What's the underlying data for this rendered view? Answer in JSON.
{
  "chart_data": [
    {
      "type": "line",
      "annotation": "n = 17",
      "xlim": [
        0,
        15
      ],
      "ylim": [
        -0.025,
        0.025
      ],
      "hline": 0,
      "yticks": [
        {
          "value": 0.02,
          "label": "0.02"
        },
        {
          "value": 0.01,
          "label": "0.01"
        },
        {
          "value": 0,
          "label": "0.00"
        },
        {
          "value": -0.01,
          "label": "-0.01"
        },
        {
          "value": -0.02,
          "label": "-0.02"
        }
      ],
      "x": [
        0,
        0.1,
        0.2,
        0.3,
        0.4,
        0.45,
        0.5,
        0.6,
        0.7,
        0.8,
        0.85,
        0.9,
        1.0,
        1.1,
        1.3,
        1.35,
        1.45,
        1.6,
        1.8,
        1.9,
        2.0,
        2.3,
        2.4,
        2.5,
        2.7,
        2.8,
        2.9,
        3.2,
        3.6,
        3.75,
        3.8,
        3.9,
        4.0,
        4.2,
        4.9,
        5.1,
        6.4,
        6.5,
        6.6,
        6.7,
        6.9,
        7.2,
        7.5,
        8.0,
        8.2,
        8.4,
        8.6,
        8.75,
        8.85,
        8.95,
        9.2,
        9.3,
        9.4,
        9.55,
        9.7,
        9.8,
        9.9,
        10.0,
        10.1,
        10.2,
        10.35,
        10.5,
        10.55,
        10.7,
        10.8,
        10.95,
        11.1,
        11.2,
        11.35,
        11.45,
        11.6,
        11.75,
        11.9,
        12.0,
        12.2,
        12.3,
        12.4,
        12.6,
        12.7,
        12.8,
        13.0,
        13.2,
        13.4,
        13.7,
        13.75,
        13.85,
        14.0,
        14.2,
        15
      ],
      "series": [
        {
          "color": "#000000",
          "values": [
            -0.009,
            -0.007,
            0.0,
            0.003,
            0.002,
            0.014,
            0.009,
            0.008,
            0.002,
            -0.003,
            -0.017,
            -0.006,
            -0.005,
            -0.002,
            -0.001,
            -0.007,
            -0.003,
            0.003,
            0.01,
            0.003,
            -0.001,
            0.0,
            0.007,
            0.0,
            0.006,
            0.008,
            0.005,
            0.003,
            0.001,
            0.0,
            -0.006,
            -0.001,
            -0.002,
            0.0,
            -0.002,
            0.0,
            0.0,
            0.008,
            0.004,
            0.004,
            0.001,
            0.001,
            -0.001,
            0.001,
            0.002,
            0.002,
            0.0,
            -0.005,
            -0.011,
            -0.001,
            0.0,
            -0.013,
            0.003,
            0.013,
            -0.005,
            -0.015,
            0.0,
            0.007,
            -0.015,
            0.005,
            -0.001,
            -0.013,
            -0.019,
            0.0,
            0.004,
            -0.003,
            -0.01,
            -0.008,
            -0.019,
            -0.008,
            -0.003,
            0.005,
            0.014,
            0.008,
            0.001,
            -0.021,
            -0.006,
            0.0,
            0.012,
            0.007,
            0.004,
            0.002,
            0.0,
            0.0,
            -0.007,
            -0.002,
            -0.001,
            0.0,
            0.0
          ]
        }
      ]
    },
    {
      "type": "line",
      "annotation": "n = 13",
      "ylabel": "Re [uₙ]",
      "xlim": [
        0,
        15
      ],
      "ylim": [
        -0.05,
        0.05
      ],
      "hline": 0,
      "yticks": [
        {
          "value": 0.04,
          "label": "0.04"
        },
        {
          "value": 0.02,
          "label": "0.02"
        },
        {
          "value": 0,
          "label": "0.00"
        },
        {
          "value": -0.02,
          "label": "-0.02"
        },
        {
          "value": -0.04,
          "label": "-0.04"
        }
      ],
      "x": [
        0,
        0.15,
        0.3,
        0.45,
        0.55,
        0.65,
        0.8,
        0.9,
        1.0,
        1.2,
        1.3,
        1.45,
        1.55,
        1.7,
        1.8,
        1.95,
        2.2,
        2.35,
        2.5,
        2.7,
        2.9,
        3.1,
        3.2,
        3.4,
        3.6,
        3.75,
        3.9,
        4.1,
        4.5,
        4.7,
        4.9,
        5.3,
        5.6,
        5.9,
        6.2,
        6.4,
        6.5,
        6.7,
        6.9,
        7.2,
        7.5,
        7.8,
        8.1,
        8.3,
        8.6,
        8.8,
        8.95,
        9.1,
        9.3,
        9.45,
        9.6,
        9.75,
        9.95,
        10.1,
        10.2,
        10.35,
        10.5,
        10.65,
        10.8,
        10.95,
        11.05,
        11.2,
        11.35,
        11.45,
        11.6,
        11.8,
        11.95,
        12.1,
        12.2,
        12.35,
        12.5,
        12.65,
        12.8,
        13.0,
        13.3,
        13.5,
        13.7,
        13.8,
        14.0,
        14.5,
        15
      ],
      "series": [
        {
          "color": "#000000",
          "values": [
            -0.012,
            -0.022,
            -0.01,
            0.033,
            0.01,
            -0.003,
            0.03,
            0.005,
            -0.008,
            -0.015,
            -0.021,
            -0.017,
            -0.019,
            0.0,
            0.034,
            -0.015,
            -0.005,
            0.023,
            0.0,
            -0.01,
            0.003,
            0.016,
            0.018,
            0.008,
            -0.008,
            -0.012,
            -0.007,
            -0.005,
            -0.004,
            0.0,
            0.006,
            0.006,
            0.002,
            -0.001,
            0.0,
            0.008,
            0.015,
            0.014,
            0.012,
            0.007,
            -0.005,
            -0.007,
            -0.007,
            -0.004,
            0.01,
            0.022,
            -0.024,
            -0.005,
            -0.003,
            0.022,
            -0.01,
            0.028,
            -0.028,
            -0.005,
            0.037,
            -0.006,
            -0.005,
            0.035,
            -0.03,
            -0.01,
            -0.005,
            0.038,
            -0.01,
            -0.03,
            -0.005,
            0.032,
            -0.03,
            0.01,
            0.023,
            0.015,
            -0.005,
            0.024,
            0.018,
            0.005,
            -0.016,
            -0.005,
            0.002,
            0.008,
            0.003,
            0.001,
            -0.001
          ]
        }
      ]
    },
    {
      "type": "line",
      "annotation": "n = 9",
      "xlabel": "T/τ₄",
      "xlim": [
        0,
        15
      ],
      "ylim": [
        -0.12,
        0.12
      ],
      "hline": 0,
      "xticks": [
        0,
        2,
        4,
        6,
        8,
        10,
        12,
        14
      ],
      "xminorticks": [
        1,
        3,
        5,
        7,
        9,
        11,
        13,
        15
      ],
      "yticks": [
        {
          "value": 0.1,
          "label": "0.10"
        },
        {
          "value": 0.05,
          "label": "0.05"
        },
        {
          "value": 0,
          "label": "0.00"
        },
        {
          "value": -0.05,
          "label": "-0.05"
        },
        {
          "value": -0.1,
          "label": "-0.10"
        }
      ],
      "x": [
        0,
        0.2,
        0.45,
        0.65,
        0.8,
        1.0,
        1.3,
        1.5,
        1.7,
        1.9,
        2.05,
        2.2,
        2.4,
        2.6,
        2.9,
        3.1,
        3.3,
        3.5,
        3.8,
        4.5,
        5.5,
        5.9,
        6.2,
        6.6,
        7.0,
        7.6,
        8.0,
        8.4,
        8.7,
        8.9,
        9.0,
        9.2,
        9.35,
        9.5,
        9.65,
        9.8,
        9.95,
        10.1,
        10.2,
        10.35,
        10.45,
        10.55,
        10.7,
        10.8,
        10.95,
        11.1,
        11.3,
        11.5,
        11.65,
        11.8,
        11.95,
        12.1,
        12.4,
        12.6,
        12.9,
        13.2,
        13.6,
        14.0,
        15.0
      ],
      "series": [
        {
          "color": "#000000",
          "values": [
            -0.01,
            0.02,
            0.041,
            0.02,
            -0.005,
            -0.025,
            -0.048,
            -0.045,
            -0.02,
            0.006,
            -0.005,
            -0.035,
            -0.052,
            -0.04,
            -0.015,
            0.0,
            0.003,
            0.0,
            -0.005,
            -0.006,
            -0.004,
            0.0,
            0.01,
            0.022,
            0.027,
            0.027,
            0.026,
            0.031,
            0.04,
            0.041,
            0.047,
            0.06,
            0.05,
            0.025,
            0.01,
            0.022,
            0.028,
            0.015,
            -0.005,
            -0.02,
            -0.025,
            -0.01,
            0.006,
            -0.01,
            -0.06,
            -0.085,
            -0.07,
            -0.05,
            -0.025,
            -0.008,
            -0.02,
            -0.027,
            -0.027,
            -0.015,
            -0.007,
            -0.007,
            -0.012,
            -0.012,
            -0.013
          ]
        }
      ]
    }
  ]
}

Task objective: Copy each line above containing the string "annotation".

Exercise answer:
      "annotation": "n = 17",
      "annotation": "n = 13",
      "annotation": "n = 9",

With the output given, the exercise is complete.